Requirement: Transcribe every line exactly and omit anything that is a picture.

## BEGIN Data shown

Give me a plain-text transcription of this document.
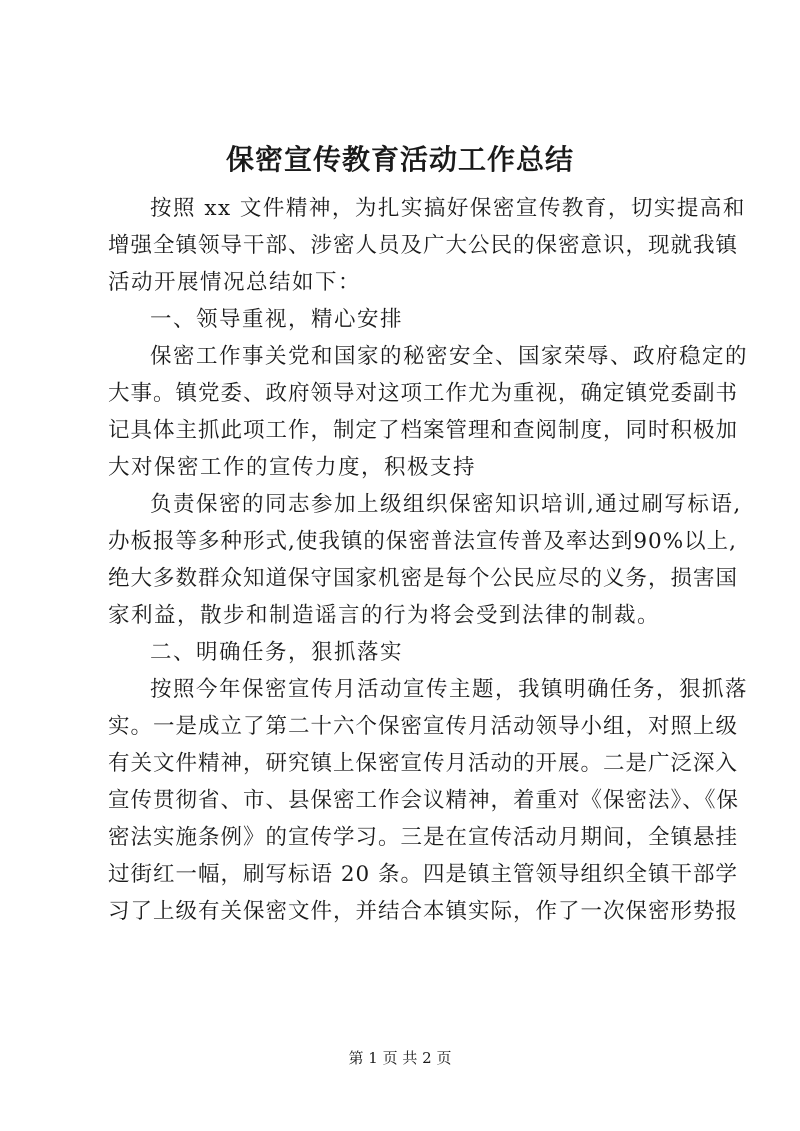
保密宣传教育活动工作总结
按照 xx 文件精神，为扎实搞好保密宣传教育，切实提高和
增强全镇领导干部、涉密人员及广大公民的保密意识，现就我镇
活动开展情况总结如下：
一、领导重视，精心安排
保密工作事关党和国家的秘密安全、国家荣辱、政府稳定的
大事。镇党委、政府领导对这项工作尤为重视，确定镇党委副书
记具体主抓此项工作，制定了档案管理和查阅制度，同时积极加
大对保密工作的宣传力度，积极支持
负责保密的同志参加上级组织保密知识培训,通过刷写标语,
办板报等多种形式,使我镇的保密普法宣传普及率达到90%以上,
绝大多数群众知道保守国家机密是每个公民应尽的义务，损害国
家利益，散步和制造谣言的行为将会受到法律的制裁。
二、明确任务，狠抓落实
按照今年保密宣传月活动宣传主题，我镇明确任务，狠抓落
实。一是成立了第二十六个保密宣传月活动领导小组，对照上级
有关文件精神，研究镇上保密宣传月活动的开展。二是广泛深入
宣传贯彻省、市、县保密工作会议精神，着重对《保密法》、《保
密法实施条例》的宣传学习。三是在宣传活动月期间，全镇悬挂
过街红一幅，刷写标语 20 条。四是镇主管领导组织全镇干部学
习了上级有关保密文件，并结合本镇实际，作了一次保密形势报
第 1 页 共 2 页
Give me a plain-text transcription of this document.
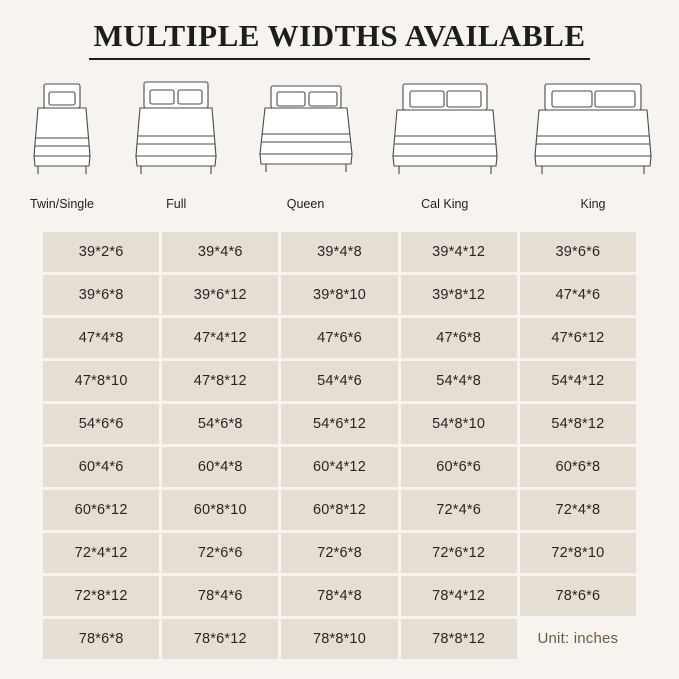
MULTIPLE WIDTHS AVAILABLE
Twin/Single	Full	Queen	Cal King	King
39*2*6	39*4*6	39*4*8	39*4*12	39*6*6
39*6*8	39*6*12	39*8*10	39*8*12	47*4*6
47*4*8	47*4*12	47*6*6	47*6*8	47*6*12
47*8*10	47*8*12	54*4*6	54*4*8	54*4*12
54*6*6	54*6*8	54*6*12	54*8*10	54*8*12
60*4*6	60*4*8	60*4*12	60*6*6	60*6*8
60*6*12	60*8*10	60*8*12	72*4*6	72*4*8
72*4*12	72*6*6	72*6*8	72*6*12	72*8*10
72*8*12	78*4*6	78*4*8	78*4*12	78*6*6
78*6*8	78*6*12	78*8*10	78*8*12	Unit: inches
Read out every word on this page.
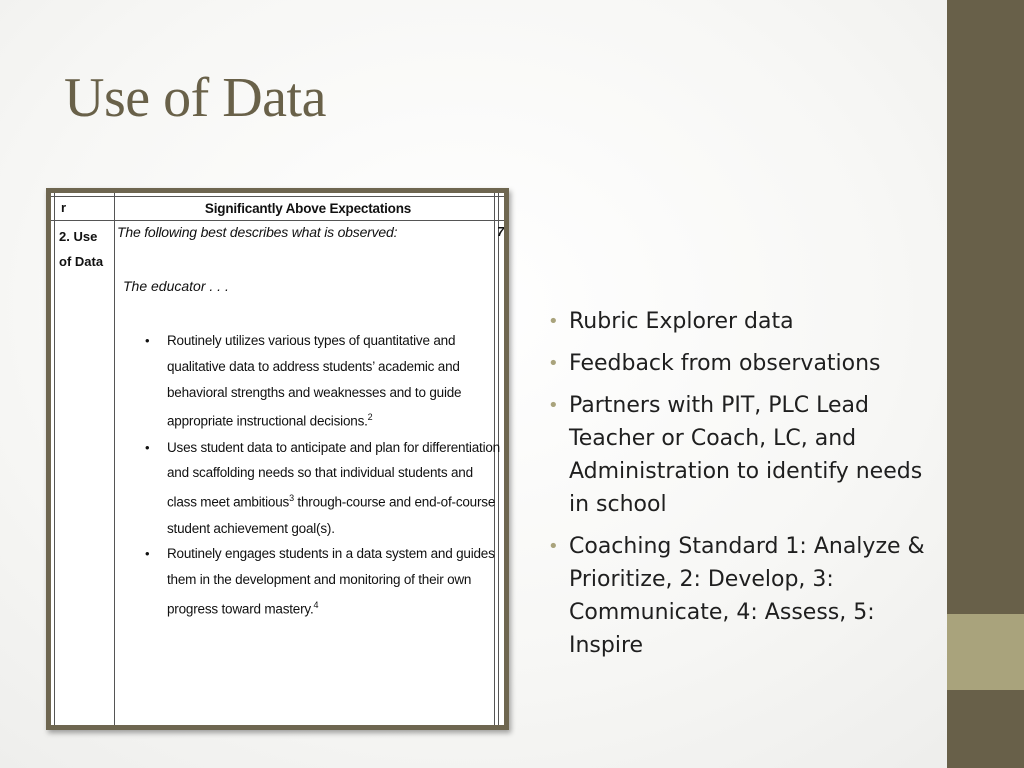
Use of Data
r	Significantly Above Expectations
2. Use
of Data
The following best describes what is observed:	7
The educator . . .
• Routinely utilizes various types of quantitative and qualitative data to address students’ academic and behavioral strengths and weaknesses and to guide appropriate instructional decisions.$^2$
• Uses student data to anticipate and plan for differentiation and scaffolding needs so that individual students and class meet ambitious$^3$ through-course and end-of-course student achievement goal(s).
• Routinely engages students in a data system and guides them in the development and monitoring of their own progress toward mastery.$^4$
• Rubric Explorer data
• Feedback from observations
• Partners with PIT, PLC Lead Teacher or Coach, LC, and Administration to identify needs in school
• Coaching Standard 1: Analyze & Prioritize, 2: Develop, 3: Communicate, 4: Assess, 5: Inspire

## END Data shown

Solved problem:
Give me a plain-text transcription of this document.
保密宣传教育活动工作总结
按照 xx 文件精神，为扎实搞好保密宣传教育，切实提高和
增强全镇领导干部、涉密人员及广大公民的保密意识，现就我镇
活动开展情况总结如下：
一、领导重视，精心安排
保密工作事关党和国家的秘密安全、国家荣辱、政府稳定的
大事。镇党委、政府领导对这项工作尤为重视，确定镇党委副书
记具体主抓此项工作，制定了档案管理和查阅制度，同时积极加
大对保密工作的宣传力度，积极支持
负责保密的同志参加上级组织保密知识培训,通过刷写标语,
办板报等多种形式,使我镇的保密普法宣传普及率达到90%以上,
绝大多数群众知道保守国家机密是每个公民应尽的义务，损害国
家利益，散步和制造谣言的行为将会受到法律的制裁。
二、明确任务，狠抓落实
按照今年保密宣传月活动宣传主题，我镇明确任务，狠抓落
实。一是成立了第二十六个保密宣传月活动领导小组，对照上级
有关文件精神，研究镇上保密宣传月活动的开展。二是广泛深入
宣传贯彻省、市、县保密工作会议精神，着重对《保密法》、《保
密法实施条例》的宣传学习。三是在宣传活动月期间，全镇悬挂
过街红一幅，刷写标语 20 条。四是镇主管领导组织全镇干部学
习了上级有关保密文件，并结合本镇实际，作了一次保密形势报
第 1 页 共 2 页
Give me a plain-text transcription of this document.
MULTIPLE WIDTHS AVAILABLE
Twin/Single	Full	Queen	Cal King	King
39*2*6	39*4*6	39*4*8	39*4*12	39*6*6
39*6*8	39*6*12	39*8*10	39*8*12	47*4*6
47*4*8	47*4*12	47*6*6	47*6*8	47*6*12
47*8*10	47*8*12	54*4*6	54*4*8	54*4*12
54*6*6	54*6*8	54*6*12	54*8*10	54*8*12
60*4*6	60*4*8	60*4*12	60*6*6	60*6*8
60*6*12	60*8*10	60*8*12	72*4*6	72*4*8
72*4*12	72*6*6	72*6*8	72*6*12	72*8*10
72*8*12	78*4*6	78*4*8	78*4*12	78*6*6
78*6*8	78*6*12	78*8*10	78*8*12	Unit: inches
Read out every word on this page.
Use of Data
r	Significantly Above Expectations
2. Use
of Data
The following best describes what is observed:	7
The educator . . .
• Routinely utilizes various types of quantitative and qualitative data to address students’ academic and behavioral strengths and weaknesses and to guide appropriate instructional decisions.$^2$
• Uses student data to anticipate and plan for differentiation and scaffolding needs so that individual students and class meet ambitious$^3$ through-course and end-of-course student achievement goal(s).
• Routinely engages students in a data system and guides them in the development and monitoring of their own progress toward mastery.$^4$
• Rubric Explorer data
• Feedback from observations
• Partners with PIT, PLC Lead Teacher or Coach, LC, and Administration to identify needs in school
• Coaching Standard 1: Analyze & Prioritize, 2: Develop, 3: Communicate, 4: Assess, 5: Inspire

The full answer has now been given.